REQUIRED WORK: Write out every line below that contains "eGFR".

BEGIN INFORMATION PROVIDED

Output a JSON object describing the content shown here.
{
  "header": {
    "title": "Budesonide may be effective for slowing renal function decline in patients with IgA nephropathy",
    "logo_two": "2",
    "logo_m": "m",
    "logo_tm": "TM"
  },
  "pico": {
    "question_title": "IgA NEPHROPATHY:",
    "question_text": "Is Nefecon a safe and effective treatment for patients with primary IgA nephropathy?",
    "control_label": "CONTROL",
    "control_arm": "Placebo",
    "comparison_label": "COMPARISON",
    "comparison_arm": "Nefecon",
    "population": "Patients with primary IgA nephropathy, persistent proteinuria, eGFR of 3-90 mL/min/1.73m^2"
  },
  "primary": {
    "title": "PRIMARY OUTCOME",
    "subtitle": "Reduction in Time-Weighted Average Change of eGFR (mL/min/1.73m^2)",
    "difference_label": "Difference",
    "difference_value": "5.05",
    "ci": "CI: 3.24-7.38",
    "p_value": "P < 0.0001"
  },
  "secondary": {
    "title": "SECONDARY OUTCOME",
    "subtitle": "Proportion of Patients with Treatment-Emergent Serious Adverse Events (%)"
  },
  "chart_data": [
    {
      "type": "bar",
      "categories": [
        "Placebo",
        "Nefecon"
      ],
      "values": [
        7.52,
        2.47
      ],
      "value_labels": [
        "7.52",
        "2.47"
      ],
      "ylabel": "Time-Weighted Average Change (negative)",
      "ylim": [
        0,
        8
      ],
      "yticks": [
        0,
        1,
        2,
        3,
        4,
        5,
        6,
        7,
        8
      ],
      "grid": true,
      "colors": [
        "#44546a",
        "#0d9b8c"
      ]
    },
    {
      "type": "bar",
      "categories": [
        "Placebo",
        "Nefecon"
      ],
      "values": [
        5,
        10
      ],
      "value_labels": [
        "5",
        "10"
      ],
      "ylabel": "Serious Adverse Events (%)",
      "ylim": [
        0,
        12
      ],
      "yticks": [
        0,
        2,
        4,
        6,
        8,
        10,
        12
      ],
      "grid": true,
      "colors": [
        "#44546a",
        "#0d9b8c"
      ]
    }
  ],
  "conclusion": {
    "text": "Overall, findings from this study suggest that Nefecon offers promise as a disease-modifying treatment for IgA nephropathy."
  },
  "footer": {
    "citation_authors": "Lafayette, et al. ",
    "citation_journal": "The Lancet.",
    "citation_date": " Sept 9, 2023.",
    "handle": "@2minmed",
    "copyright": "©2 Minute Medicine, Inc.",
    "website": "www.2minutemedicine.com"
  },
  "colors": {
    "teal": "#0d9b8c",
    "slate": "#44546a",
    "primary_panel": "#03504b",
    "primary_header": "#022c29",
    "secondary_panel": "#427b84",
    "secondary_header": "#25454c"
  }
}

END INFORMATION PROVIDED

RESPONSE:
    "population": "Patients with primary IgA nephropathy, persistent proteinuria, eGFR of 3-90 mL/min/1.73m^2"
    "subtitle": "Reduction in Time-Weighted Average Change of eGFR (mL/min/1.73m^2)",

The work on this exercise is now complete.